# Goal:
Scan the data below and pick out the lines containing the word "ylabel".

Data entries
_ _ _ _
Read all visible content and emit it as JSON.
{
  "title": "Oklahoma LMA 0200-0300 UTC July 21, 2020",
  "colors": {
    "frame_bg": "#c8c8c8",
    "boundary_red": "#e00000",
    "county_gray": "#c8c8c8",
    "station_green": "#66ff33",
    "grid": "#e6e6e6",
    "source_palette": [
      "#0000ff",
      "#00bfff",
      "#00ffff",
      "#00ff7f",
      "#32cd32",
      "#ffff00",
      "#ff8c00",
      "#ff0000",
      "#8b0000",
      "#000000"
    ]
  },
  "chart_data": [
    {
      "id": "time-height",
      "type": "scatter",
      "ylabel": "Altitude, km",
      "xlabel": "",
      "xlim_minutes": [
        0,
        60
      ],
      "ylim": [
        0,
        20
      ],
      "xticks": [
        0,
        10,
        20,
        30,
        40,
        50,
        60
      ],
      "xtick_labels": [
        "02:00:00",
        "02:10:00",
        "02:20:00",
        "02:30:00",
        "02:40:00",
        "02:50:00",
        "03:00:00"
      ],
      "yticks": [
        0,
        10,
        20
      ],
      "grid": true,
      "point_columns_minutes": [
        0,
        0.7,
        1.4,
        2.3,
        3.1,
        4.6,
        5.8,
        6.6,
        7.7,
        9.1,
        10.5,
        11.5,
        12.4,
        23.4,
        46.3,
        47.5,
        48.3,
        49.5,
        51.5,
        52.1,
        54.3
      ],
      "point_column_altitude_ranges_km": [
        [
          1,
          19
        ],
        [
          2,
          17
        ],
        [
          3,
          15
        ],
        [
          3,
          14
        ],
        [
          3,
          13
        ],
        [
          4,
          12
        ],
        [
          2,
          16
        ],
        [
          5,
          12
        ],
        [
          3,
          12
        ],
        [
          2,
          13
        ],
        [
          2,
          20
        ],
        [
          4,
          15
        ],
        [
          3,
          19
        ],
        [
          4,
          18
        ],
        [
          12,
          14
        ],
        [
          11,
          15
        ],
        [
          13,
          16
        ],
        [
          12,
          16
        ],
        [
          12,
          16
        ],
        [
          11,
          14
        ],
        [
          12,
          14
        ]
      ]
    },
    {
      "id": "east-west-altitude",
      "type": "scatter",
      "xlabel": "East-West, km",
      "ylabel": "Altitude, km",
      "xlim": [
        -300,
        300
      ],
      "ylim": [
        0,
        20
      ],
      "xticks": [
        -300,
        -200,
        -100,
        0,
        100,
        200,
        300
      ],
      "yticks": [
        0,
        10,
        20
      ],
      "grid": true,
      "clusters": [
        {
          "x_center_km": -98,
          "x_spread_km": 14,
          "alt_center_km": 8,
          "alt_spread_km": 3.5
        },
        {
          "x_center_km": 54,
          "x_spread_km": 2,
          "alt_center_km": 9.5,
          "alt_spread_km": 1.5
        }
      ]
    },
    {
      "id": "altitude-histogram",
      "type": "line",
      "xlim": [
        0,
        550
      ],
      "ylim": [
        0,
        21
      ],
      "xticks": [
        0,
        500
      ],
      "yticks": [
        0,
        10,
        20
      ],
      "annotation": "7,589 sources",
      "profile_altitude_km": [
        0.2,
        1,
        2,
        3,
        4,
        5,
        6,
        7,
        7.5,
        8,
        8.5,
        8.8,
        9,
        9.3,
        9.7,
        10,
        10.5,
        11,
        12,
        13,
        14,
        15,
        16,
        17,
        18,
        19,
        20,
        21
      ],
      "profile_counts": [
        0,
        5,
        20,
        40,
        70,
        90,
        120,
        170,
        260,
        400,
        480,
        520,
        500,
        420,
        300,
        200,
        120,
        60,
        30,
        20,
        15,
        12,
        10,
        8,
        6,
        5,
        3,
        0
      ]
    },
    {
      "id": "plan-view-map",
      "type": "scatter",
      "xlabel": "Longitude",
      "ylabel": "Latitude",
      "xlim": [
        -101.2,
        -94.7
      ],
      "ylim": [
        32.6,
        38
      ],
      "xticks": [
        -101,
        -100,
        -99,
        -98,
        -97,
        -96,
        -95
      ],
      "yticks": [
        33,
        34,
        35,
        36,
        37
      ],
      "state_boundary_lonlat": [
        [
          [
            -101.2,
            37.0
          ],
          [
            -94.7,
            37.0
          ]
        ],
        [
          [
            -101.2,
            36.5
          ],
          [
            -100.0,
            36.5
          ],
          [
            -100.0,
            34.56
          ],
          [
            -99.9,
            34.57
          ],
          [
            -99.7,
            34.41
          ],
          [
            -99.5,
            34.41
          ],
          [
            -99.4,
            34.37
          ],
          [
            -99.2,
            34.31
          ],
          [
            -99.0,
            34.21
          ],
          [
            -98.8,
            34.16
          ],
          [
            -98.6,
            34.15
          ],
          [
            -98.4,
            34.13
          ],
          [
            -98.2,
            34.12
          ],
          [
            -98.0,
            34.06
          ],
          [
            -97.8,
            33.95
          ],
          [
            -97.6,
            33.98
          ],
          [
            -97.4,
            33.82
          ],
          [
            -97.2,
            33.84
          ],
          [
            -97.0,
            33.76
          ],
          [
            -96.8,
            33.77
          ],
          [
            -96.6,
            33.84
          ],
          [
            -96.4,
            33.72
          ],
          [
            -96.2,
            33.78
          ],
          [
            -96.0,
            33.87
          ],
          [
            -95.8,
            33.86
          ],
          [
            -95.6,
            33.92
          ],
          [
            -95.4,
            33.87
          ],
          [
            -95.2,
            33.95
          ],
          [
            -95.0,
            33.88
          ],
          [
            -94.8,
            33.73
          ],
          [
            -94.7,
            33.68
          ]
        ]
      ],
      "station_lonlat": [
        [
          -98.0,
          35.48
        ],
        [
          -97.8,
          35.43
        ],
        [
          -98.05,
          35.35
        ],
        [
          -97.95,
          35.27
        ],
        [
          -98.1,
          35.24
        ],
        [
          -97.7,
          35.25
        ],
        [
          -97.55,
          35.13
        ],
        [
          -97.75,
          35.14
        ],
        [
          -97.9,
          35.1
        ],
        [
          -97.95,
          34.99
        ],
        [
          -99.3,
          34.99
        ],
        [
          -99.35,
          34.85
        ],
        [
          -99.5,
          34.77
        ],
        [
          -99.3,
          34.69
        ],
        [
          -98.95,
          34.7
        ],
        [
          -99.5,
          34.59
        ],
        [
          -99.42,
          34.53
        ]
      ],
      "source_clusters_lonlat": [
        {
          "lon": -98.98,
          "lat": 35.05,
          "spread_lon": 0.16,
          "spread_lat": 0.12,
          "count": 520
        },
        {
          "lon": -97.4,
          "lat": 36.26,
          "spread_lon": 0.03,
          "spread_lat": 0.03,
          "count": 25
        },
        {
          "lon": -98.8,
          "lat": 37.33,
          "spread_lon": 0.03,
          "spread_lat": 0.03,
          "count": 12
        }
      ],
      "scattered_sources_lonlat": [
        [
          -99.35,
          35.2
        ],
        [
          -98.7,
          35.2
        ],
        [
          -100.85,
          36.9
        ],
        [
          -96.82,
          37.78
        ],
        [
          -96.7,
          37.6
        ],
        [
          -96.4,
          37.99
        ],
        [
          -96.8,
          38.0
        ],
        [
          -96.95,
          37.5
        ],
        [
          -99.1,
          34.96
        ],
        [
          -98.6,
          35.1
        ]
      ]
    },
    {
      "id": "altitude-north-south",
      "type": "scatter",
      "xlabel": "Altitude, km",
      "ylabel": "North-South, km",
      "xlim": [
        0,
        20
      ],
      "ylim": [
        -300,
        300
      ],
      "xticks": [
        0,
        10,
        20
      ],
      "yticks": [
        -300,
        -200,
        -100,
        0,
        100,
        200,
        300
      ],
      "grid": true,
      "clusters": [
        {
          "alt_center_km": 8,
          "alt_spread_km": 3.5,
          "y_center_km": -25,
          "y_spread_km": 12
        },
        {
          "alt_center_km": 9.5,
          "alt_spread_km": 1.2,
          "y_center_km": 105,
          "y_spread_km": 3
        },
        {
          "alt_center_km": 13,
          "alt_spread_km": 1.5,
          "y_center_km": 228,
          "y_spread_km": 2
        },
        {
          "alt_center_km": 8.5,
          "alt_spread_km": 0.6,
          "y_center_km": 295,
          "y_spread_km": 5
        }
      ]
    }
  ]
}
_ _ _ _
# Solution to the problem:
      "ylabel": "Altitude, km",
      "ylabel": "Altitude, km",
      "ylabel": "Latitude",
      "ylabel": "North-South, km",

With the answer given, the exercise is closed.